Written problem 1 >>
According to the alien-hunters column, by what year do experts predict contact with intelligent alien life?
Written problem 2 >>
Pick up the alien-hunters column after its last sentence and keep writing it.

Text section >>
* * *
Alien hunters are just taking up space

By Peter Chianca / At Large
Friday, November 7, 2003

You've probably read by now that experts predict they'll make contact with intelligent alien life by 2025. Given that, I'd like to take this public forum to express what I consider to be an important and relevant thought:

ATTENTION ALIENS! I hereby renounce my earthly governments and submit to your subjugation! Please do not fry me with your death ray lasers!

There, I feel better.

Now, I know there will be some people who will say I'm overreacting. After all, why would intelligent alien beings fly millions of light years just to fry us with death ray lasers? The answer of course being, "Because they can." Duh.

I guess I can't blame the scientists, who hope the aliens will be able to answer complicated questions that are currently beyond our comprehension, such as, "Why do we keep spending millions of dollars on all these telescopes?" But if they don't realize that attracting the attention of space aliens could be
dangerous, they haven't seen enough movies featuring characters named "Gort."

I'm also nervous that the scientists say the first alien encounter could be with a super-intelligent machine. If you ask me, this may have already happened - if you were an advanced alien race looking to conquer an inferior planet, what would you send ahead? That's right, iPods.

Granted, there's a small chance the aliens may not be belligerent. Maybe they'll be just like Chewbacca in "Star Wars," who spoke in cute little growls, and in "Return of the Jedi" got so excited by the sight of raw meat that he wound up getting trapped by a bunch of little Ewoks. (That this guy could co-pilot
the Millennium Falcon always amazed me; that's like letting your golden retriever drive your Audi.)

But beyond the chance that the aliens could be violent, there are other dangers. For instance, what if they're better looking than us? Earthlings, particularly American earthlings, would not take well to being subjugated by aliens who looked like George Clooney and Catherine Zeta-Jones; at least if they had
grotesquely large heads and scales we'd be able to feel superior about our skin tone as they prepared us for transport to the dilithium crystal mines.
* * *
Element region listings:
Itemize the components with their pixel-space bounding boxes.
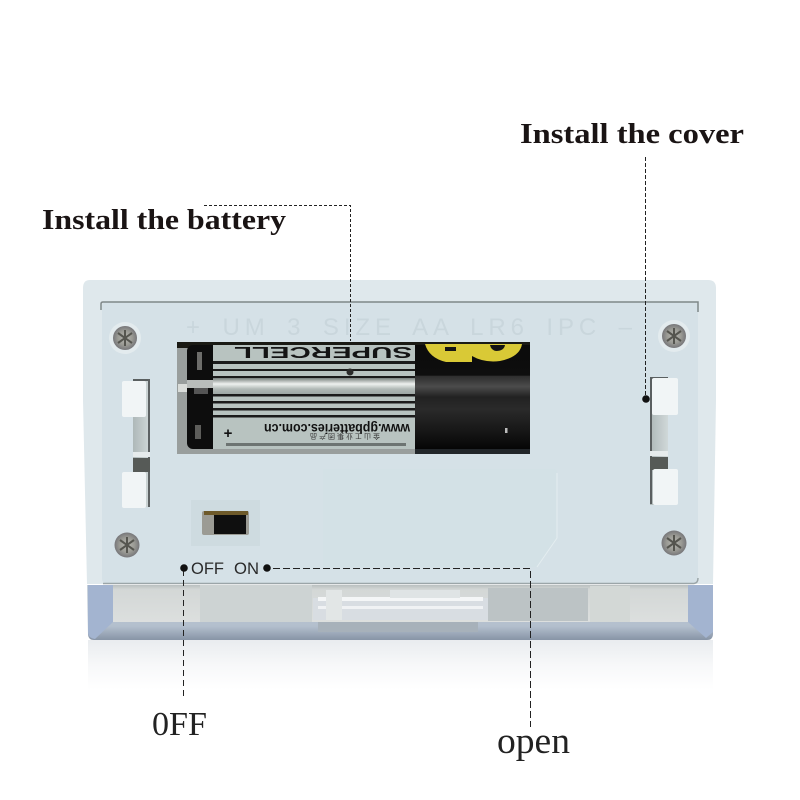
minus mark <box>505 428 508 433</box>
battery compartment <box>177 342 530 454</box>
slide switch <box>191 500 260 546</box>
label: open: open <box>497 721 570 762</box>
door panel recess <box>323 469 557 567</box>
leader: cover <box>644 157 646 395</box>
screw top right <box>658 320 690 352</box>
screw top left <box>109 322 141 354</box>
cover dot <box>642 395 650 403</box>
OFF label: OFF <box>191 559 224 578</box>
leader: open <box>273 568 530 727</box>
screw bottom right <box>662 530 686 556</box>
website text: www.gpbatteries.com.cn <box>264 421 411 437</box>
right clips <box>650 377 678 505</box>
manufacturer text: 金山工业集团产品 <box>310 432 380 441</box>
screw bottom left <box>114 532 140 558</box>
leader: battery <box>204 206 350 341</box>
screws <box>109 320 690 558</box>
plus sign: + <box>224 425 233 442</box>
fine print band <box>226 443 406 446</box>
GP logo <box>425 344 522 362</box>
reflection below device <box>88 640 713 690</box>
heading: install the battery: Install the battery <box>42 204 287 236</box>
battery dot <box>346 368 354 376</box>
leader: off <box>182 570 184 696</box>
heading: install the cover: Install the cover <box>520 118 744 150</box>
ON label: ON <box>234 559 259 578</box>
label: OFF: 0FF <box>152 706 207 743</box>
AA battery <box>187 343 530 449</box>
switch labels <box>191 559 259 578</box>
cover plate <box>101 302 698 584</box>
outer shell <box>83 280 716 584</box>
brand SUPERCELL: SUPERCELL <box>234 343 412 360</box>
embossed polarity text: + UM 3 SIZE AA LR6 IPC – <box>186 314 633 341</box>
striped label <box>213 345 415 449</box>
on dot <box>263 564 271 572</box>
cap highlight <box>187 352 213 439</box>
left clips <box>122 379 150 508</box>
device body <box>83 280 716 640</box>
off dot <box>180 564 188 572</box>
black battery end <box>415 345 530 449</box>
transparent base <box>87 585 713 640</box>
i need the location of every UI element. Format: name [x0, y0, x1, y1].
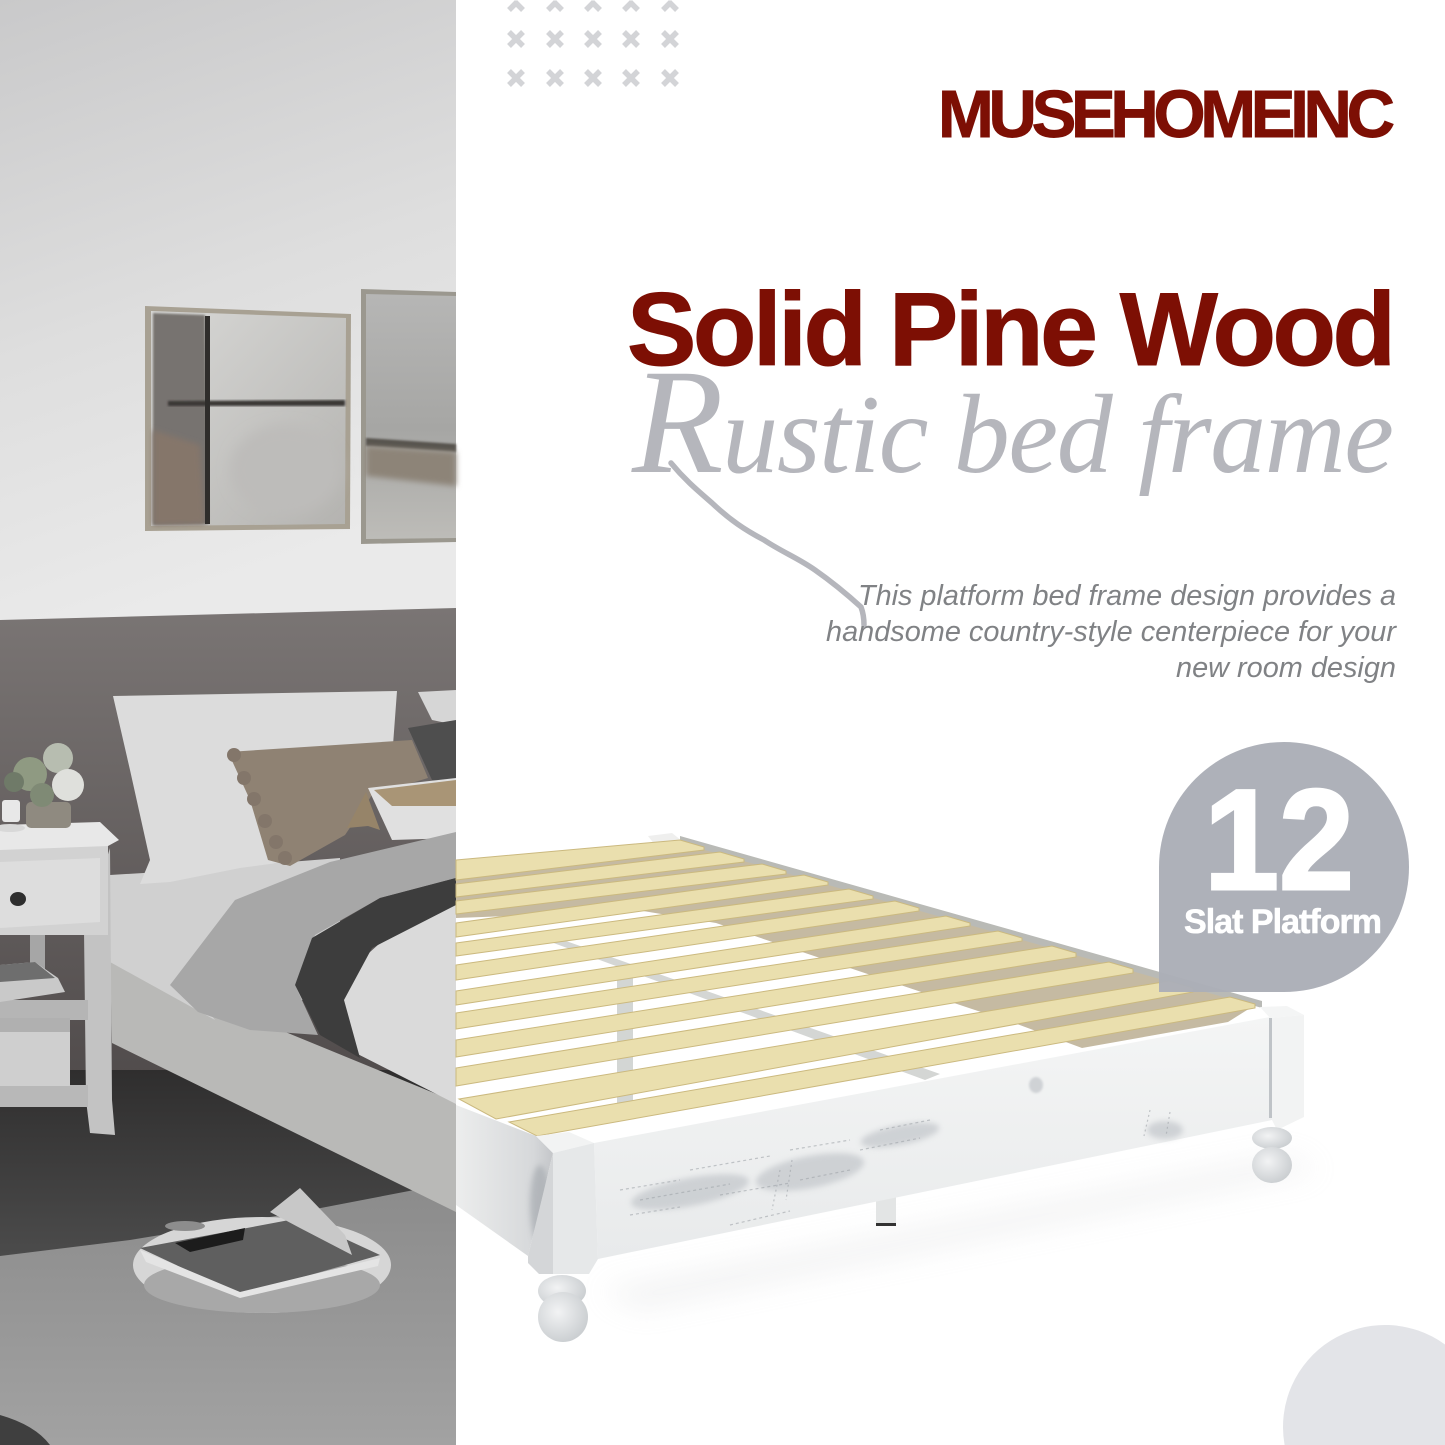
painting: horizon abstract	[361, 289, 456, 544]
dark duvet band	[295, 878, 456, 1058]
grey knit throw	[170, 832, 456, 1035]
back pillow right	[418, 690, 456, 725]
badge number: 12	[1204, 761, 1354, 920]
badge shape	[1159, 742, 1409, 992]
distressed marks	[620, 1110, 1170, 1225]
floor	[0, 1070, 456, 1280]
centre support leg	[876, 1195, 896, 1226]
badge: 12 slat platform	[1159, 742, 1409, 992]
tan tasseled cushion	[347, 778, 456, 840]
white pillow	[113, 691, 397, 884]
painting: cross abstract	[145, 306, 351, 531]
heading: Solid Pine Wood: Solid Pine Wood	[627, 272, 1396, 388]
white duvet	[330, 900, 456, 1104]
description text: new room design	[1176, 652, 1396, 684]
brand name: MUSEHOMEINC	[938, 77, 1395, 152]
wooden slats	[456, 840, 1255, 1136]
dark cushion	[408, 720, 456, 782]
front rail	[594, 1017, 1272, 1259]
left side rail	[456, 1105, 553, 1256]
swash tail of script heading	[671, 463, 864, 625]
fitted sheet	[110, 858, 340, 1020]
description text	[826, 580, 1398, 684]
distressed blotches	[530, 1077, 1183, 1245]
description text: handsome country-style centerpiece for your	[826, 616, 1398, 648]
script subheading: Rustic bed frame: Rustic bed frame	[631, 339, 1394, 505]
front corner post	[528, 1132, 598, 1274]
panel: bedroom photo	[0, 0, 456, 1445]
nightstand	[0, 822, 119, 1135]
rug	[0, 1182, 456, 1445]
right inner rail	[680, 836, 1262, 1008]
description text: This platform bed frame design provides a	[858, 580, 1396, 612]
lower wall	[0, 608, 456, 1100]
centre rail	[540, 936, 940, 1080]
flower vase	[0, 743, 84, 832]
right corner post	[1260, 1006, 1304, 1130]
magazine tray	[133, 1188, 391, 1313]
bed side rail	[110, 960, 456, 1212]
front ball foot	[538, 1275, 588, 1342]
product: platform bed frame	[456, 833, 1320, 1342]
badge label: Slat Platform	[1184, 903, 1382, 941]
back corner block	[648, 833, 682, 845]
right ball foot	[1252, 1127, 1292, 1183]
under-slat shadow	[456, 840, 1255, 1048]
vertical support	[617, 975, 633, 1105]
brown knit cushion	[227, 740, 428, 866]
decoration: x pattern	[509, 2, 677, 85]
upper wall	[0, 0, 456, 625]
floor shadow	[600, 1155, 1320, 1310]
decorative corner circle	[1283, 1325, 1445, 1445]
* * *
Expected output 1 >>
By 2025.

Expected output 2 >>
Or what if they want to harvest natural resources that are only available on earth, like our reality TV contestants? I say we have them all prepped and waiting on the top of the Empire State Building, just in case.

Of course, this whole announcement could just be a publicity stunt After all, it happens to coincide exactly with the re-release of the movie "Alien." This is the movie series that features aliens who don't help answer complicated scientific questions so much as pop out of people's chests, turn into giant mutant bugs and disembowel people with their pointy tails. On the plus
side, they don't wear silver jumpsuits. Those are just silly.

But if the prediction is for real, I should reiterate that I don't mean to be critical of the scientists who are searching for aliens, which they're being paid good grant money to do. I'm just wondering: Do you think our government - you know, the government that can't find WMDs in Iraq - is capable of
protecting us from a fleet of marauding interstellar warships?

ATTENTION ALIENS! You know where to find me.

Peter Chianca is a managing editor for Community Newspaper Company. He is currently working on a giant model of a mountain made of mashed potatoes - not because he had a vision or anything; he just really likes mashed potatoes.